= TASK GOAL =
Select every line containing the word "phones" from the material, and copy those lines.

= INPUT RECORDS =
++++

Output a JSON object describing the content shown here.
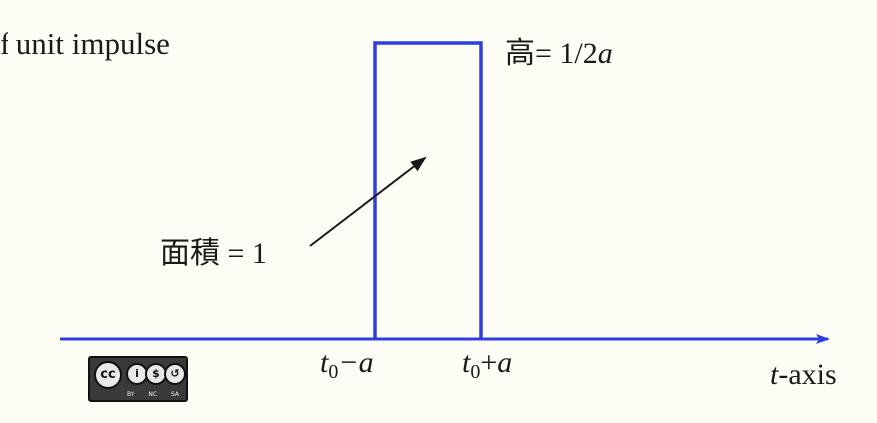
{
  "heading": {
    "text": "unit impulse"
  },
  "labels": {
    "height_prefix": "高= 1/2",
    "height_var": "a",
    "area": "面積 = 1",
    "left_t": "t",
    "left_sub": "0",
    "left_rest": "−a",
    "right_t": "t",
    "right_sub": "0",
    "right_op": "+",
    "right_var": "a",
    "axis_t": "t",
    "axis_rest": "-axis"
  },
  "license_badge": {
    "symbols": [
      "cc",
      "by",
      "nc",
      "sa"
    ],
    "glyphs": [
      "cc",
      "i",
      "$",
      "↺"
    ],
    "tags": [
      "BY",
      "NC",
      "SA"
    ]
  },
  "colors": {
    "background": "#fdfdf5",
    "pulse": "#2f3ee0",
    "axis": "#2f3ee0",
    "arrow": "#1a1a1a"
  }
}
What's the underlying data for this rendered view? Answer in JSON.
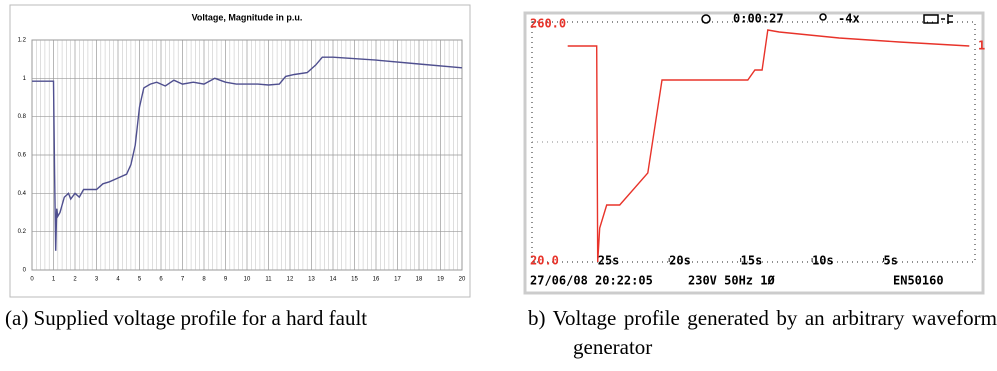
{
  "chart_data": [
    {
      "type": "line",
      "title": "Voltage, Magnitude in p.u.",
      "x": [
        0,
        1.0,
        1.05,
        1.1,
        1.15,
        1.2,
        1.3,
        1.5,
        1.7,
        1.8,
        2.0,
        2.2,
        2.4,
        2.8,
        3.0,
        3.3,
        3.6,
        4.0,
        4.4,
        4.6,
        4.8,
        5.0,
        5.2,
        5.5,
        5.8,
        6.2,
        6.6,
        7.0,
        7.5,
        8.0,
        8.5,
        9.0,
        9.5,
        10.0,
        10.5,
        11.0,
        11.5,
        11.8,
        12.2,
        12.8,
        13.2,
        13.5,
        14,
        16,
        18,
        20
      ],
      "series": [
        {
          "color": "#4f4f8f",
          "values": [
            0.985,
            0.985,
            0.5,
            0.1,
            0.32,
            0.28,
            0.3,
            0.38,
            0.4,
            0.37,
            0.4,
            0.38,
            0.42,
            0.42,
            0.42,
            0.45,
            0.46,
            0.48,
            0.5,
            0.55,
            0.65,
            0.85,
            0.95,
            0.97,
            0.98,
            0.96,
            0.99,
            0.97,
            0.98,
            0.97,
            1.0,
            0.98,
            0.97,
            0.97,
            0.97,
            0.965,
            0.97,
            1.01,
            1.02,
            1.03,
            1.07,
            1.11,
            1.11,
            1.095,
            1.075,
            1.055
          ]
        }
      ],
      "xlim": [
        0,
        20
      ],
      "xticks": [
        0,
        1,
        2,
        3,
        4,
        5,
        6,
        7,
        8,
        9,
        10,
        11,
        12,
        13,
        14,
        15,
        16,
        17,
        18,
        19,
        20
      ],
      "ylim": [
        0,
        1.2
      ],
      "yticks": [
        0,
        0.2,
        0.4,
        0.6,
        0.8,
        1,
        1.2
      ],
      "grid": true
    },
    {
      "type": "scope",
      "x": [
        27.1,
        25.07,
        25,
        24.86,
        24.37,
        23.46,
        21.5,
        20.5,
        14.5,
        14.0,
        13.5,
        13.1,
        12.3,
        8.1,
        3.9,
        -1.0
      ],
      "series": [
        {
          "color": "#e8332a",
          "values": [
            236,
            236,
            20,
            54,
            77,
            77,
            109,
            202,
            202,
            212,
            212,
            252,
            250,
            244,
            240,
            236
          ]
        }
      ],
      "xlim": [
        29.6,
        -1.4
      ],
      "xticks": [
        {
          "value": 25,
          "label": "25s"
        },
        {
          "value": 20,
          "label": "20s"
        },
        {
          "value": 15,
          "label": "15s"
        },
        {
          "value": 10,
          "label": "10s"
        },
        {
          "value": 5,
          "label": "5s"
        }
      ],
      "ylim": [
        20,
        260
      ],
      "yticks": [
        {
          "value": 20,
          "label": "20.0"
        },
        {
          "value": 260,
          "label": "260.0"
        }
      ],
      "elapsed": "0:00:27",
      "zoom": "-4x",
      "trace_label": "1",
      "footer": [
        "27/06/08 20:22:05",
        "230V 50Hz 1Ø",
        "EN50160"
      ]
    }
  ],
  "captions": [
    "(a) Supplied voltage profile for a hard fault",
    "b) Voltage profile generated by an arbitrary waveform generator"
  ]
}
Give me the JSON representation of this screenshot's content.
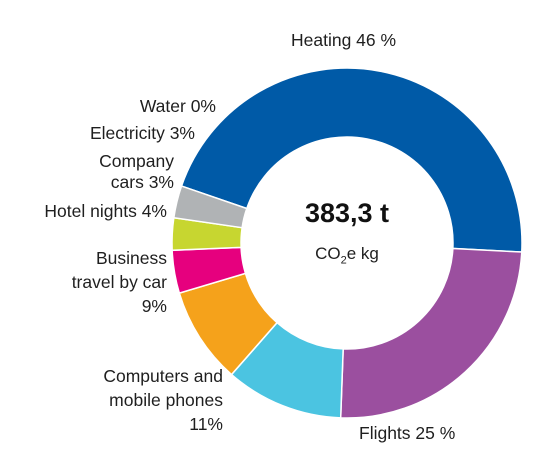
{
  "chart_data": {
    "type": "pie",
    "style": "donut",
    "center_value": "383,3 t",
    "center_unit_main": "CO",
    "center_unit_sub": "2",
    "center_unit_rest": "e kg",
    "slices": [
      {
        "label": "Heating 46 %",
        "value": 46,
        "color": "#005aa7"
      },
      {
        "label": "Flights 25 %",
        "value": 25,
        "color": "#9b4f9f"
      },
      {
        "label": "Computers and mobile phones 11%",
        "value": 11,
        "color": "#4bc4e1"
      },
      {
        "label": "Business travel by car 9%",
        "value": 9,
        "color": "#f5a21b"
      },
      {
        "label": "Hotel nights 4%",
        "value": 4,
        "color": "#e6007e"
      },
      {
        "label": "Company cars 3%",
        "value": 3,
        "color": "#c7d630"
      },
      {
        "label": "Electricity 3%",
        "value": 3,
        "color": "#b0b3b5"
      },
      {
        "label": "Water 0%",
        "value": 0,
        "color": "#ffffff"
      }
    ]
  },
  "labels": {
    "heating": "Heating 46 %",
    "water": "Water 0%",
    "electricity": "Electricity 3%",
    "company_cars_1": "Company",
    "company_cars_2": "cars 3%",
    "hotel": "Hotel nights 4%",
    "car_1": "Business",
    "car_2": "travel by car",
    "car_3": "9%",
    "computers_1": "Computers and",
    "computers_2": "mobile phones",
    "computers_3": "11%",
    "flights": "Flights 25 %"
  }
}
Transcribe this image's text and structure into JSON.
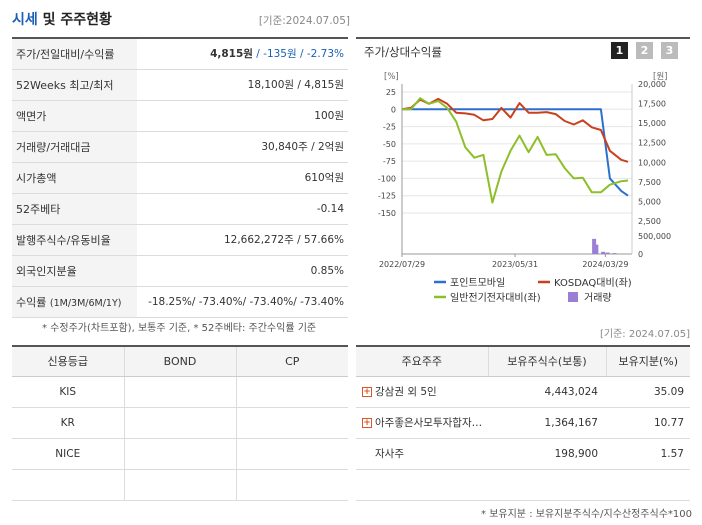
{
  "header": {
    "title_main": "시세",
    "title_rest": " 및 주주현황",
    "date": "[기준:2024.07.05]"
  },
  "quote": {
    "rows": [
      {
        "label": "주가/전일대비/수익률",
        "price": "4,815원",
        "change": " / -135원 / -2.73%"
      },
      {
        "label": "52Weeks 최고/최저",
        "value": "18,100원 / 4,815원"
      },
      {
        "label": "액면가",
        "value": "100원"
      },
      {
        "label": "거래량/거래대금",
        "value": "30,840주 / 2억원"
      },
      {
        "label": "시가총액",
        "value": "610억원"
      },
      {
        "label": "52주베타",
        "value": "-0.14"
      },
      {
        "label": "발행주식수/유동비율",
        "value": "12,662,272주 / 57.66%"
      },
      {
        "label": "외국인지분율",
        "value": "0.85%"
      },
      {
        "label": "수익률",
        "label_sub": "(1M/3M/6M/1Y)",
        "value": "-18.25%/ -73.40%/ -73.40%/ -73.40%"
      }
    ]
  },
  "notes": {
    "left": "* 수정주가(차트포함), 보통주 기준, * 52주베타: 주간수익률 기준",
    "right_date": "[기준: 2024.07.05]",
    "bottom": "* 보유지분 : 보유지분주식수/지수산정주식수*100"
  },
  "chart_panel": {
    "title": "주가/상대수익률",
    "pages": [
      "1",
      "2",
      "3"
    ],
    "left_unit": "[%]",
    "right_unit": "[원]"
  },
  "chart_data": {
    "type": "line",
    "x_ticks": [
      "2022/07/29",
      "2023/05/31",
      "2024/03/29"
    ],
    "y_left_ticks": [
      25,
      0,
      -25,
      -50,
      -75,
      -100,
      -125,
      -150
    ],
    "y_left_lim": [
      -150,
      25
    ],
    "y_right_ticks": [
      "20,000",
      "17,500",
      "15,000",
      "12,500",
      "10,000",
      "7,500",
      "5,000",
      "2,500"
    ],
    "y_right_lim": [
      2500,
      20000
    ],
    "volume_ticks": [
      "500,000",
      "0"
    ],
    "volume_lim": [
      0,
      500000
    ],
    "x_index": [
      0,
      4,
      8,
      12,
      16,
      20,
      24,
      28,
      32,
      36,
      40,
      44,
      48,
      52,
      56,
      60,
      64,
      68,
      72,
      76,
      80,
      84,
      88,
      92,
      97,
      100
    ],
    "series": [
      {
        "name": "포인트모바일",
        "color": "#2d6fcf",
        "axis": "left",
        "values": [
          0,
          0,
          0,
          0,
          0,
          0,
          0,
          0,
          0,
          0,
          0,
          0,
          0,
          0,
          0,
          0,
          0,
          0,
          0,
          0,
          0,
          0,
          0,
          -100,
          -118,
          -125
        ]
      },
      {
        "name": "KOSDAQ대비(좌)",
        "color": "#c9401d",
        "axis": "left",
        "values": [
          0,
          2,
          14,
          8,
          15,
          8,
          -5,
          -6,
          -8,
          -16,
          -14,
          2,
          -12,
          9,
          -5,
          -5,
          -4,
          -7,
          -17,
          -22,
          -16,
          -26,
          -30,
          -60,
          -73,
          -76
        ]
      },
      {
        "name": "일반전기전자대비(좌)",
        "color": "#8dbf2a",
        "axis": "left",
        "values": [
          0,
          0,
          16,
          8,
          12,
          2,
          -18,
          -55,
          -70,
          -66,
          -135,
          -90,
          -60,
          -38,
          -62,
          -40,
          -66,
          -65,
          -85,
          -100,
          -99,
          -120,
          -120,
          -109,
          -104,
          -103
        ]
      },
      {
        "name": "거래량",
        "color": "#9b7fd4",
        "axis": "volume",
        "type": "bar",
        "x": [
          85,
          86,
          89,
          91,
          94
        ],
        "values": [
          420000,
          260000,
          60000,
          40000,
          25000
        ]
      }
    ]
  },
  "credit": {
    "headers": [
      "신용등급",
      "BOND",
      "CP"
    ],
    "rows": [
      [
        "KIS",
        "",
        ""
      ],
      [
        "KR",
        "",
        ""
      ],
      [
        "NICE",
        "",
        ""
      ],
      [
        "",
        "",
        ""
      ]
    ]
  },
  "holders": {
    "headers": [
      "주요주주",
      "보유주식수(보통)",
      "보유지분(%)"
    ],
    "rows": [
      {
        "name": "강삼권 외 5인",
        "shares": "4,443,024",
        "pct": "35.09",
        "expand": true
      },
      {
        "name": "아주좋은사모투자합자…",
        "shares": "1,364,167",
        "pct": "10.77",
        "expand": true
      },
      {
        "name": "자사주",
        "shares": "198,900",
        "pct": "1.57",
        "expand": false
      },
      {
        "name": "",
        "shares": "",
        "pct": "",
        "expand": false
      }
    ]
  }
}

++++

= TASK OUTPUT =
        "label": "Computers and mobile phones 11%",
    "computers_2": "mobile phones",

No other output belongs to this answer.